▶ WHAT NEEDS TO BE DONE:
Count the lines below that contain the word "PRPP", and reply with only that number.
***** RECORDS PROVIDED *****
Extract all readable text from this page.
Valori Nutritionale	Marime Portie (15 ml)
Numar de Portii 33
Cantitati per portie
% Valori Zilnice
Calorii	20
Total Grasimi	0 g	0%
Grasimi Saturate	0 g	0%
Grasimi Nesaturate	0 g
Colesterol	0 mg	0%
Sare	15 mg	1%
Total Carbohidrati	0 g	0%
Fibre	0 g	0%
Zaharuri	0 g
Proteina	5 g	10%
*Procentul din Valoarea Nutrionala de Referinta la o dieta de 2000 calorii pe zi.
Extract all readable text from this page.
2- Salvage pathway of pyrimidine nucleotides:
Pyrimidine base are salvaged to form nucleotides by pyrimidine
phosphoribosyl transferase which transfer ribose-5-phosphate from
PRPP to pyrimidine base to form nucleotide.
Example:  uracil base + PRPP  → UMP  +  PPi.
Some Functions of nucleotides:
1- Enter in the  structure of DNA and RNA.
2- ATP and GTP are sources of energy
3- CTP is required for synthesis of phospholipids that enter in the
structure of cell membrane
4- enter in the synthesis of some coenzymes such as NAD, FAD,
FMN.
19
*****
▶ SOLUTION TO THIS TASK:
2